## Work instructions
Across the entries, how many lines have the string "Абонентская" in them? Reply with only a number.

## Records
━━━━━━━━━━

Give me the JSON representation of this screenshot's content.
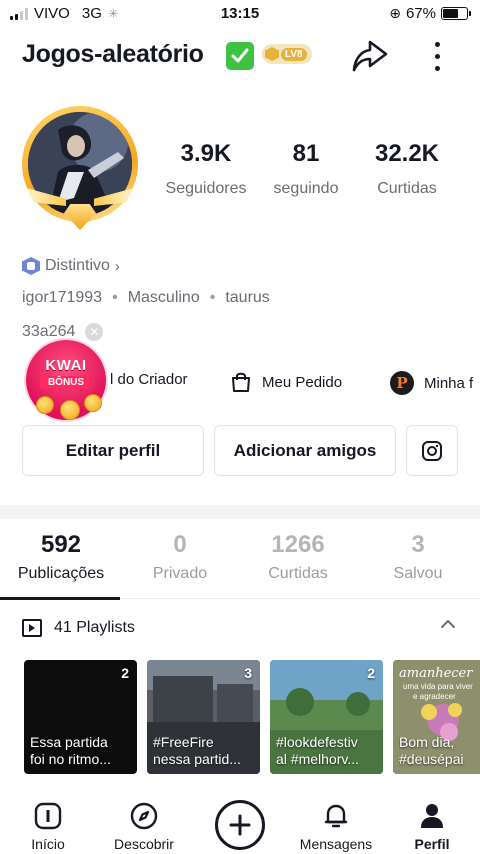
{
  "status_bar": {
    "carrier": "VIVO",
    "network": "3G",
    "time": "13:15",
    "battery_percent": "67%",
    "battery_level": 0.67
  },
  "header": {
    "username": "Jogos-aleatório",
    "level_badge": "LV8",
    "share_icon": "share-arrow-icon",
    "more_icon": "vertical-dots-icon"
  },
  "stats": [
    {
      "value": "3.9K",
      "label": "Seguidores"
    },
    {
      "value": "81",
      "label": "seguindo"
    },
    {
      "value": "32.2K",
      "label": "Curtidas"
    }
  ],
  "profile": {
    "badge_label": "Distintivo",
    "handle": "igor171993",
    "gender": "Masculino",
    "sign": "taurus",
    "separator": "•",
    "bio_id": "33a264"
  },
  "kwai_bonus": {
    "line1": "KWAI",
    "line2": "BÔNUS"
  },
  "shortcuts": {
    "creator": "l do Criador",
    "orders": "Meu Pedido",
    "more": "Minha f",
    "p_letter": "P"
  },
  "actions": {
    "edit": "Editar perfil",
    "add_friends": "Adicionar amigos",
    "instagram_icon": "instagram-icon"
  },
  "tabs": [
    {
      "value": "592",
      "label": "Publicações",
      "active": true
    },
    {
      "value": "0",
      "label": "Privado",
      "active": false
    },
    {
      "value": "1266",
      "label": "Curtidas",
      "active": false
    },
    {
      "value": "3",
      "label": "Salvou",
      "active": false
    }
  ],
  "playlists": {
    "title": "41 Playlists",
    "items": [
      {
        "count": "2",
        "line1": "Essa partida",
        "line2": "foi no ritmo...",
        "color": "#0c0c0c"
      },
      {
        "count": "3",
        "line1": "#FreeFire",
        "line2": "nessa partid...",
        "color": "#4a4f57"
      },
      {
        "count": "2",
        "line1": "#lookdefestiv",
        "line2": "al #melhorv...",
        "color": "#4f7a6e"
      },
      {
        "count": "",
        "line1": "Bom dia,",
        "line2": "#deusépai",
        "color": "#7a7d5e",
        "overlay1": "amanhecer",
        "overlay2": "uma vida para viver",
        "overlay3": "e agradecer"
      }
    ]
  },
  "bottom_nav": [
    {
      "label": "Início",
      "icon": "home-icon",
      "active": false
    },
    {
      "label": "Descobrir",
      "icon": "compass-icon",
      "active": false
    },
    {
      "label": "",
      "icon": "plus-icon",
      "active": false
    },
    {
      "label": "Mensagens",
      "icon": "bell-icon",
      "active": false
    },
    {
      "label": "Perfil",
      "icon": "profile-icon",
      "active": true
    }
  ],
  "colors": {
    "text_primary": "#161823",
    "text_secondary": "#6b6d75",
    "verified_green": "#3ec241",
    "gold": "#e8b13a",
    "kwai_pink": "#e0115a"
  }
}
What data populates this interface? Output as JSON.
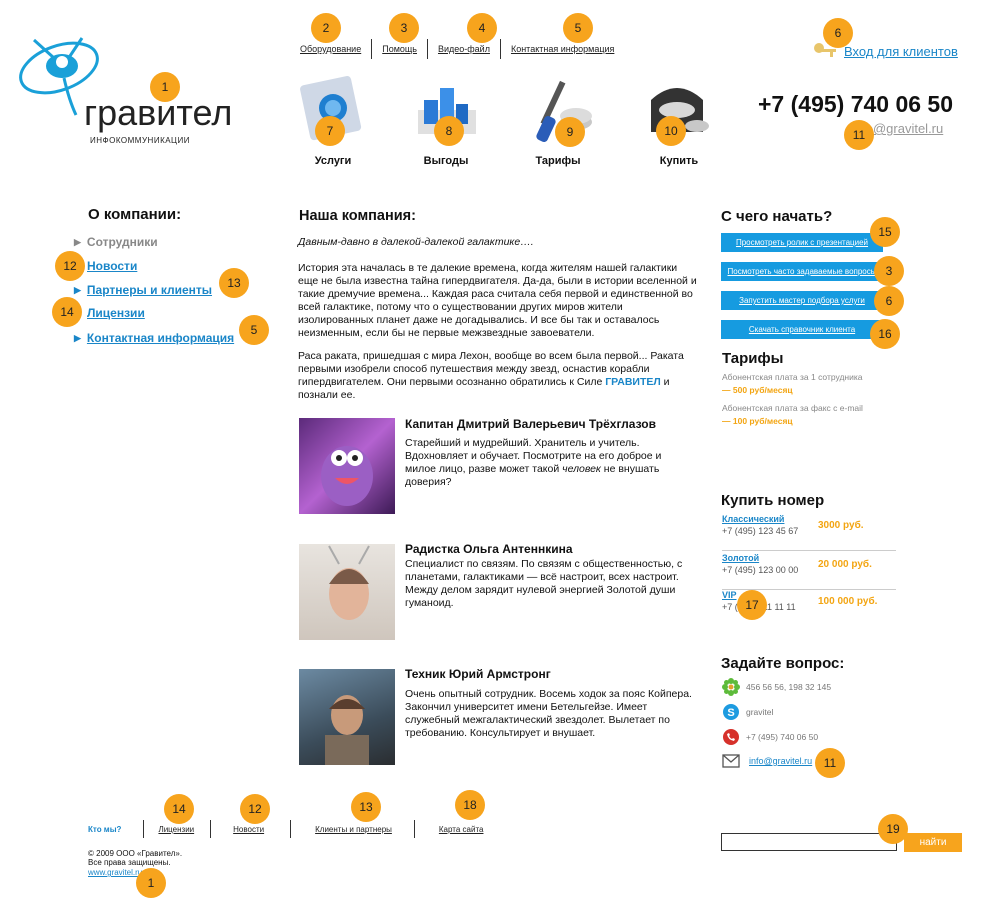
{
  "top_nav": [
    "Оборудование",
    "Помощь",
    "Видео-файл",
    "Контактная информация"
  ],
  "client_login": "Вход для клиентов",
  "logo": {
    "name": "гравител",
    "tagline": "ИНФОКОММУНИКАЦИИ"
  },
  "phone": "+7 (495) 740 06 50",
  "email_header": "info@gravitel.ru",
  "big_icons": [
    "Услуги",
    "Выгоды",
    "Тарифы",
    "Купить"
  ],
  "left_menu": {
    "title": "О компании:",
    "items": [
      "Сотрудники",
      "Новости",
      "Партнеры и клиенты",
      "Лицензии",
      "Контактная информация"
    ]
  },
  "main": {
    "title": "Наша компания:",
    "intro": "Давным-давно в далекой-далекой галактике….",
    "para1": "История эта началась в те далекие времена, когда жителям нашей галактики еще не была известна тайна гипердвигателя. Да-да, были в истории вселенной и такие дремучие времена... Каждая раса считала себя первой и единственной во всей галактике, потому что о существовании других миров жители изолированных планет даже не догадывались. И все бы так и оставалось неизменным, если бы не первые межзвездные завоеватели.",
    "para2_start": "Раса раката, пришедшая с мира Лехон, вообще во всем была первой... Раката первыми изобрели способ путешествия между звезд, оснастив корабли гипердвигателем. Они первыми осознанно обратились к Силе ",
    "para2_brand": "ГРАВИТЕЛ",
    "para2_end": " и познали ее.",
    "people": [
      {
        "name": "Капитан Дмитрий Валерьевич Трёхглазов",
        "text_a": "Старейший и мудрейший. Хранитель и учитель. Вдохновляет и обучает. Посмотрите на его доброе и милое лицо, разве может такой ",
        "text_em": "человек",
        "text_b": " не внушать доверия?"
      },
      {
        "name": "Радистка Ольга Антеннкина",
        "text_a": "Специалист по связям. По связям с общественностью, с планетами, галактиками — всё настроит, всех настроит. Между делом зарядит нулевой энергией  Золотой души гуманоид.",
        "text_em": "",
        "text_b": ""
      },
      {
        "name": "Техник Юрий Армстронг",
        "text_a": "Очень опытный сотрудник. Восемь ходок за пояс Койпера. Закончил университет имени Бетельгейзе. Имеет служебный межгалактический звездолет. Вылетает по требованию. Консультирует и внушает.",
        "text_em": "",
        "text_b": ""
      }
    ]
  },
  "right": {
    "start_title": "С чего начать?",
    "buttons": [
      "Просмотреть ролик с презентацией",
      "Посмотреть часто задаваемые вопросы",
      "Запустить мастер подбора услуги",
      "Скачать справочник клиента"
    ],
    "tariffs_title": "Тарифы",
    "tariffs": [
      {
        "label": "Абонентская плата за 1 сотрудника",
        "price": "— 500 руб/месяц"
      },
      {
        "label": "Абонентская плата за факс с e-mail",
        "price": "— 100 руб/месяц"
      }
    ],
    "buy_title": "Купить номер",
    "numbers": [
      {
        "type": "Классический",
        "number": "+7 (495) 123 45 67",
        "price": "3000 руб."
      },
      {
        "type": "Золотой",
        "number": "+7 (495) 123 00 00",
        "price": "20 000 руб."
      },
      {
        "type": "VIP",
        "number": "+7 (495) 111 11 11",
        "price": "100 000 руб."
      }
    ],
    "ask_title": "Задайте вопрос:",
    "contacts": [
      "456 56 56, 198 32 145",
      "gravitel",
      "+7 (495) 740 06 50",
      "info@gravitel.ru"
    ]
  },
  "footer": {
    "who": "Кто мы?",
    "links": [
      "Лицензии",
      "Новости",
      "Клиенты и партнеры",
      "Карта сайта"
    ],
    "copyright": "© 2009 ООО «Гравител».",
    "rights": "Все права защищены.",
    "site": "www.gravitel.ru",
    "search_button": "найти",
    "search_value": ""
  },
  "badges": [
    "1",
    "2",
    "3",
    "4",
    "5",
    "6",
    "7",
    "8",
    "9",
    "10",
    "11",
    "12",
    "13",
    "14",
    "5",
    "15",
    "3",
    "6",
    "16",
    "17",
    "11",
    "14",
    "12",
    "13",
    "18",
    "1",
    "19"
  ],
  "colors": {
    "accent": "#1a86c8",
    "button": "#169be0",
    "orange": "#f3a512",
    "badge": "#f7a41d"
  }
}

━━━━━━━━━━

## Solved exercise
2